Locate the string "Weighted" throughout the material and copy every line in which it occurs.

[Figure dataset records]
────
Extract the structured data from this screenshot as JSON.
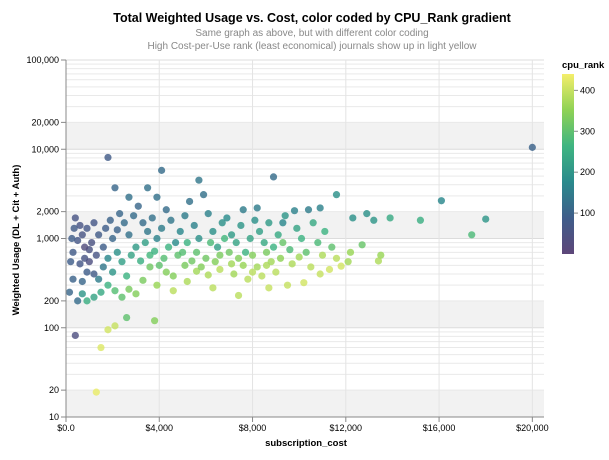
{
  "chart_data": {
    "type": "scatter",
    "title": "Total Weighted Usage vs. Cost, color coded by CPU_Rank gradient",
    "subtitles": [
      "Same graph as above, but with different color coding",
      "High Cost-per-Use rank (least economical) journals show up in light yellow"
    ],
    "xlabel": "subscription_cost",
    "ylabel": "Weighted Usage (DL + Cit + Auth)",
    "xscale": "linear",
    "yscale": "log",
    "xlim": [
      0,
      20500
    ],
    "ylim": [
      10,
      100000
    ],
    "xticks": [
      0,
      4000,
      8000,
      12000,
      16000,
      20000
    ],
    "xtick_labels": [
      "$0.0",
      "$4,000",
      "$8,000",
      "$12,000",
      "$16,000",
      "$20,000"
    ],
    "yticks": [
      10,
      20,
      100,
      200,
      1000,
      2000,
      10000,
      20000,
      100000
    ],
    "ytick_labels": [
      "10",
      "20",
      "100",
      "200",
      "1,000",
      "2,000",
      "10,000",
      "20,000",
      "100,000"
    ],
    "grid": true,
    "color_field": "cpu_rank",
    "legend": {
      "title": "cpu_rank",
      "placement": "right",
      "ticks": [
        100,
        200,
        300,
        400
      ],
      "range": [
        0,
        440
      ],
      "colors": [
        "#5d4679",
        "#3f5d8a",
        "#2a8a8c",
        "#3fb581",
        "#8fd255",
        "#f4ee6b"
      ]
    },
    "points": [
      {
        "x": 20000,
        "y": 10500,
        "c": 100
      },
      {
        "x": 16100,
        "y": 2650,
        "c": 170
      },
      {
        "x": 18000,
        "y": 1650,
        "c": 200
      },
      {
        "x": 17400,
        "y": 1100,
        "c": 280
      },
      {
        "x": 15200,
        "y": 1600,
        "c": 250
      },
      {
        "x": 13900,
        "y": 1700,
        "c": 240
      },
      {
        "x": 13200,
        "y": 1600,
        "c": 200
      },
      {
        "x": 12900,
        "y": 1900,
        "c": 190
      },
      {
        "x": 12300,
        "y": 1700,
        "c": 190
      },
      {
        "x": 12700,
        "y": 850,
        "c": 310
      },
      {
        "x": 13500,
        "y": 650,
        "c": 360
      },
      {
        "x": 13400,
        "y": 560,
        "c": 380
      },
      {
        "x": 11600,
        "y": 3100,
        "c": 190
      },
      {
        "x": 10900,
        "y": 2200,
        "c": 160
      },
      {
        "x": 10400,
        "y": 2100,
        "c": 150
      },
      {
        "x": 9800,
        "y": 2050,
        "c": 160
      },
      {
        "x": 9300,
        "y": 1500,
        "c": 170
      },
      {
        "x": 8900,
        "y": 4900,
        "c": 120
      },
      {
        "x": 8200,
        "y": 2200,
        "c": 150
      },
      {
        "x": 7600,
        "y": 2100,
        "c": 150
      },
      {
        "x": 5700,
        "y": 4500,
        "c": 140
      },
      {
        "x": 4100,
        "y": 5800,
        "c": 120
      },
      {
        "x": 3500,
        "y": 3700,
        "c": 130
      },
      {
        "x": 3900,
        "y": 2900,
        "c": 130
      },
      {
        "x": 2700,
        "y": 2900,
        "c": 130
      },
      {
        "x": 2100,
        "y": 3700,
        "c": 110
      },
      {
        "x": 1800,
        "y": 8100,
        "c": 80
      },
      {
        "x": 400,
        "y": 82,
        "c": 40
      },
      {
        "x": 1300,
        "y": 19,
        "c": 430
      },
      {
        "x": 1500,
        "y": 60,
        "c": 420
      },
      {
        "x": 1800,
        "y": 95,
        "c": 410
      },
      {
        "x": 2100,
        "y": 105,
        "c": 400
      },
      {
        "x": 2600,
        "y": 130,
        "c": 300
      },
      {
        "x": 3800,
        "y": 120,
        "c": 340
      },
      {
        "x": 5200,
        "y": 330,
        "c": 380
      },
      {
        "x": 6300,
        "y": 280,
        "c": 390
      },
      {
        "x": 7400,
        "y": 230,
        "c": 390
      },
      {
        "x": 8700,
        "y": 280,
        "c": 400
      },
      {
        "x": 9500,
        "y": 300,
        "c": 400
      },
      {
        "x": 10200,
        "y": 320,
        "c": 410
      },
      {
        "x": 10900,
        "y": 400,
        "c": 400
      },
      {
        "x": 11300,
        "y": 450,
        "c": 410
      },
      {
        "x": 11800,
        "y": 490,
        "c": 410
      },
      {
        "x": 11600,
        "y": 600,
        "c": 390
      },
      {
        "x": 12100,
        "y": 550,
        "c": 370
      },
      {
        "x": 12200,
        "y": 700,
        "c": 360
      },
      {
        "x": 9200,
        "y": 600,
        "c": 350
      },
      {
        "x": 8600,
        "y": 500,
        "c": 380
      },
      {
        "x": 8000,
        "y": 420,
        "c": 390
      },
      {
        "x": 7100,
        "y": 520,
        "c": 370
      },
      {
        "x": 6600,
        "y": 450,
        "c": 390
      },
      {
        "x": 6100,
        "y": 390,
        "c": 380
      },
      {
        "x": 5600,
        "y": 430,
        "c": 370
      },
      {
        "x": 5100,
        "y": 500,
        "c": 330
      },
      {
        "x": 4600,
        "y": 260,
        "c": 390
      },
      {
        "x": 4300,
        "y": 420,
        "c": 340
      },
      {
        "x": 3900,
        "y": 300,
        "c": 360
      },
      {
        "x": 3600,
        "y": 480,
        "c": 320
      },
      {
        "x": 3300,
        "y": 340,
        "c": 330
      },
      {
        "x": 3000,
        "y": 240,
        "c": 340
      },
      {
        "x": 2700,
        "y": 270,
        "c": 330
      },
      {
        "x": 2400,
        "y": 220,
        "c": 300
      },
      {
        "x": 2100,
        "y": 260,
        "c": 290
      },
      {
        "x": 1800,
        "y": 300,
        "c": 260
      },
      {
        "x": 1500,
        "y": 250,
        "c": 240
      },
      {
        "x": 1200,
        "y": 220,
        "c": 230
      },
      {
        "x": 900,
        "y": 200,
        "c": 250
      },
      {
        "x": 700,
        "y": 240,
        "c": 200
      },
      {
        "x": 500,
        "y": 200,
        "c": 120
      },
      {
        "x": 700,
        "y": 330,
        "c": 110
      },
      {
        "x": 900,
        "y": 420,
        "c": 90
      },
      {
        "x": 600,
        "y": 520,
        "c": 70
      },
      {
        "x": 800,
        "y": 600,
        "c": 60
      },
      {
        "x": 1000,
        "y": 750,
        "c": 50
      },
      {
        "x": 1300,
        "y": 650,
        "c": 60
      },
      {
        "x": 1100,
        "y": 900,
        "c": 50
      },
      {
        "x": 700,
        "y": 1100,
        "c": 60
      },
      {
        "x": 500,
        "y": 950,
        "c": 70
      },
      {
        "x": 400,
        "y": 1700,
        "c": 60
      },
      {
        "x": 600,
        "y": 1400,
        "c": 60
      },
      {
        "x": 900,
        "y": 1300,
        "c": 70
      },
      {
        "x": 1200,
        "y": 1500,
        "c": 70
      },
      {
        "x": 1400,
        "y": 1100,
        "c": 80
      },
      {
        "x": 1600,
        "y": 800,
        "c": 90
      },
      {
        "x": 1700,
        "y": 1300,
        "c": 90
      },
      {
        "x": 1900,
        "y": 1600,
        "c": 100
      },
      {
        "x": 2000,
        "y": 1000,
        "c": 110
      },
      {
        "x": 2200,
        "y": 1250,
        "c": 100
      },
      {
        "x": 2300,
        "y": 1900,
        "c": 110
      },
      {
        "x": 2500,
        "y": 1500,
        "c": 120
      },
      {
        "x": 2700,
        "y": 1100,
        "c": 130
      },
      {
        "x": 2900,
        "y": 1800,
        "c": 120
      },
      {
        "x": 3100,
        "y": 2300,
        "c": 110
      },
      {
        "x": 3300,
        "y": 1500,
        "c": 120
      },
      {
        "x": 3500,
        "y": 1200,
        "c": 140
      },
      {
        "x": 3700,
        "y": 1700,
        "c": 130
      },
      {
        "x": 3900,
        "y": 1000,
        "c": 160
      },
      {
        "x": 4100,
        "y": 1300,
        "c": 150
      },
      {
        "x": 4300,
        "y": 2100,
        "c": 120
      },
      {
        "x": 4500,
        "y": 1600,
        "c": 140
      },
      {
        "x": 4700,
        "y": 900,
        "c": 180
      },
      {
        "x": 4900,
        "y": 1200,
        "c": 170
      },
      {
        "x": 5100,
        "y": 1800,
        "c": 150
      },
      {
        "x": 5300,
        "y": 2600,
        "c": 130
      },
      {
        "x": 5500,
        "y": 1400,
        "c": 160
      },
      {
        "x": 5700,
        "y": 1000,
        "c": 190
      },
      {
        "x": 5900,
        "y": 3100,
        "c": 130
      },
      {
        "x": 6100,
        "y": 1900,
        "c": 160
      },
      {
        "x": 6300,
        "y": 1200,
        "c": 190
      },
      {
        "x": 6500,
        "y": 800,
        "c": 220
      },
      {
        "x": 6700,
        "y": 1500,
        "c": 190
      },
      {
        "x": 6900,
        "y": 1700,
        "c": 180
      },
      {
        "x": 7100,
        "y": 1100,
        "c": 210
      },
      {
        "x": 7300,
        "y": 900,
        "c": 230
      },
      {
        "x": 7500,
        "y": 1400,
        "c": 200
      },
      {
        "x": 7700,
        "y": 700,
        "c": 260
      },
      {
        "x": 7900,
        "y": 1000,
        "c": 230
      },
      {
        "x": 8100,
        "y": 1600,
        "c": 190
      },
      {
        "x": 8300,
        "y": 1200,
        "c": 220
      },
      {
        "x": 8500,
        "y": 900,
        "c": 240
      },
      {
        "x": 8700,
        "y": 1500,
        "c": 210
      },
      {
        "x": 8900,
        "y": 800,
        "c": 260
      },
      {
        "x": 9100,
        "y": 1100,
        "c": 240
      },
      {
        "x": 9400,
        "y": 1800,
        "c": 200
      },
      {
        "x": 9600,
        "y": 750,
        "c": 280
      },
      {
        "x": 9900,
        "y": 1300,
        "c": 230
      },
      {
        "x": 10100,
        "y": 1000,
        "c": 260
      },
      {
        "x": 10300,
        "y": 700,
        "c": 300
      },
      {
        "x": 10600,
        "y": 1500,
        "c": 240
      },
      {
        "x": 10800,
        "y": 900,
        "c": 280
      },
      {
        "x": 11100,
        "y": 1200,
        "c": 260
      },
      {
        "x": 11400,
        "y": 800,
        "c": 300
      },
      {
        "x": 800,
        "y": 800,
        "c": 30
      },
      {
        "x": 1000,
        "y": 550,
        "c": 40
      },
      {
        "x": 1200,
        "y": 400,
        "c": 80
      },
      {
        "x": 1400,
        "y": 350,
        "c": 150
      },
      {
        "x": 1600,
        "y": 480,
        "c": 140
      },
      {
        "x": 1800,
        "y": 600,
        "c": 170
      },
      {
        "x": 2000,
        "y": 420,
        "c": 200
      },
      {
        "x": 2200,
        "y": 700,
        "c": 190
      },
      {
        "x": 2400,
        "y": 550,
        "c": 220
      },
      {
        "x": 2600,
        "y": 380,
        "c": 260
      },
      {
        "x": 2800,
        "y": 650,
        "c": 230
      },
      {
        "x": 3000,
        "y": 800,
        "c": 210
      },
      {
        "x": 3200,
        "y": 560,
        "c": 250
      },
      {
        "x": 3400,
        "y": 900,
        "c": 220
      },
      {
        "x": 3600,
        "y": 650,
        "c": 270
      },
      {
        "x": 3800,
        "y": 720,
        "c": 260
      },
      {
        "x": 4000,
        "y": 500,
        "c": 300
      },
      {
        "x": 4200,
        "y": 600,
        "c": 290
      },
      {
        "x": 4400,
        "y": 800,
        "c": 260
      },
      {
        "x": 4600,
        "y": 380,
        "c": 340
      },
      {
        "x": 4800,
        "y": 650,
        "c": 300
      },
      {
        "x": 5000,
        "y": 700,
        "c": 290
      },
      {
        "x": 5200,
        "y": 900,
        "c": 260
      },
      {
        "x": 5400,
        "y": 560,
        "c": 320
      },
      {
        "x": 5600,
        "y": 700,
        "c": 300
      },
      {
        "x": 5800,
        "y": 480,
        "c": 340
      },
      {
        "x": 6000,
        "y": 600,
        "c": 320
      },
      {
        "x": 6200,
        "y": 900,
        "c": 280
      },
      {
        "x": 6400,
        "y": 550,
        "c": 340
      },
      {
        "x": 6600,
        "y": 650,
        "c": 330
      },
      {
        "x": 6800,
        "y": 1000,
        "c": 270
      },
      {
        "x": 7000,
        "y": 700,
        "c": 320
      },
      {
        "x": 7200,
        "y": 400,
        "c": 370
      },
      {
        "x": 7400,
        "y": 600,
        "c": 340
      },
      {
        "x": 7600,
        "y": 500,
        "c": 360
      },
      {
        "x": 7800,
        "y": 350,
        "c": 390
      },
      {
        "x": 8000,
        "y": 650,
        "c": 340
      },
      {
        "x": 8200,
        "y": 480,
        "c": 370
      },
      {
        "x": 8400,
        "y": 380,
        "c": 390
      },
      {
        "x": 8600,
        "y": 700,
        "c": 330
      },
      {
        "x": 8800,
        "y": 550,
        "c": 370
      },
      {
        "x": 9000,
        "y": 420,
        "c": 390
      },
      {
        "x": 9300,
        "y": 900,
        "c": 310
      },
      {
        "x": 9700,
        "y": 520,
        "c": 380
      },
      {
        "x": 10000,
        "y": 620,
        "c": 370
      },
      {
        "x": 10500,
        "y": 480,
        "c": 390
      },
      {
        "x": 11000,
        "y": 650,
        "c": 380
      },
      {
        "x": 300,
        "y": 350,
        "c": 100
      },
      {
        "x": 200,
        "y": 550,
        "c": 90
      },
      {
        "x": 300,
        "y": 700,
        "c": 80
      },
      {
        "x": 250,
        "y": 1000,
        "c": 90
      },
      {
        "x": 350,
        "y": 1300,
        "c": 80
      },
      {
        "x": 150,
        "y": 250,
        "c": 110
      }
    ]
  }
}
────
- _Reply to the task_
    "title": "Total Weighted Usage vs. Cost, color coded by CPU_Rank gradient",
    "ylabel": "Weighted Usage (DL + Cit + Auth)",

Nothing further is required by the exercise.